> _GIVEN TASK_
Print all entries precisely as they are written.
^^^^^^^^
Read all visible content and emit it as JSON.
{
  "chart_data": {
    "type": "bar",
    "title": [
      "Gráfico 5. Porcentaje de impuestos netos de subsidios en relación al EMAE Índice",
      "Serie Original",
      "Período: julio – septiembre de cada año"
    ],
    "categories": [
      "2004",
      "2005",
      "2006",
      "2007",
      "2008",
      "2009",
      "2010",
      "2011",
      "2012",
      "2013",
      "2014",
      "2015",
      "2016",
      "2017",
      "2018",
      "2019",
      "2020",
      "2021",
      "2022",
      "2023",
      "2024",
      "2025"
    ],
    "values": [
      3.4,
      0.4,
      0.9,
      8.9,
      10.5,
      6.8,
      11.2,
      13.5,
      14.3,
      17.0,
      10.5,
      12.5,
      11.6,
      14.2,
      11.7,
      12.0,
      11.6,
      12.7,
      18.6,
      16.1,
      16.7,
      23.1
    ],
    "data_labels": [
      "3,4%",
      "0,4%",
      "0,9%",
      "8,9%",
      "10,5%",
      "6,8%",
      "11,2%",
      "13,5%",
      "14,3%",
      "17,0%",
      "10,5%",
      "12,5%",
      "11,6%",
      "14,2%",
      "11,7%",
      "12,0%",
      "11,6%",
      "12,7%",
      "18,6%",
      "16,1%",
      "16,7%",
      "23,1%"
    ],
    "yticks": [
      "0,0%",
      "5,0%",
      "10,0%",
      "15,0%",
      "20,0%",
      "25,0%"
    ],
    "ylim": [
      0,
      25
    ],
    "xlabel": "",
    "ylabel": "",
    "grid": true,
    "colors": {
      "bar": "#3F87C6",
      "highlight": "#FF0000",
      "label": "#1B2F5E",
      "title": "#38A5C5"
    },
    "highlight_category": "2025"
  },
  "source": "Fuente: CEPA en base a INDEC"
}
^^^^^^^^
> _RESPONSE_
Read all visible content and emit it as JSON.
{
  "chart_data": {
    "type": "bar",
    "title": [
      "Gráfico 5. Porcentaje de impuestos netos de subsidios en relación al EMAE Índice",
      "Serie Original",
      "Período: julio – septiembre de cada año"
    ],
    "categories": [
      "2004",
      "2005",
      "2006",
      "2007",
      "2008",
      "2009",
      "2010",
      "2011",
      "2012",
      "2013",
      "2014",
      "2015",
      "2016",
      "2017",
      "2018",
      "2019",
      "2020",
      "2021",
      "2022",
      "2023",
      "2024",
      "2025"
    ],
    "values": [
      3.4,
      0.4,
      0.9,
      8.9,
      10.5,
      6.8,
      11.2,
      13.5,
      14.3,
      17.0,
      10.5,
      12.5,
      11.6,
      14.2,
      11.7,
      12.0,
      11.6,
      12.7,
      18.6,
      16.1,
      16.7,
      23.1
    ],
    "data_labels": [
      "3,4%",
      "0,4%",
      "0,9%",
      "8,9%",
      "10,5%",
      "6,8%",
      "11,2%",
      "13,5%",
      "14,3%",
      "17,0%",
      "10,5%",
      "12,5%",
      "11,6%",
      "14,2%",
      "11,7%",
      "12,0%",
      "11,6%",
      "12,7%",
      "18,6%",
      "16,1%",
      "16,7%",
      "23,1%"
    ],
    "yticks": [
      "0,0%",
      "5,0%",
      "10,0%",
      "15,0%",
      "20,0%",
      "25,0%"
    ],
    "ylim": [
      0,
      25
    ],
    "xlabel": "",
    "ylabel": "",
    "grid": true,
    "colors": {
      "bar": "#3F87C6",
      "highlight": "#FF0000",
      "label": "#1B2F5E",
      "title": "#38A5C5"
    },
    "highlight_category": "2025"
  },
  "source": "Fuente: CEPA en base a INDEC"
}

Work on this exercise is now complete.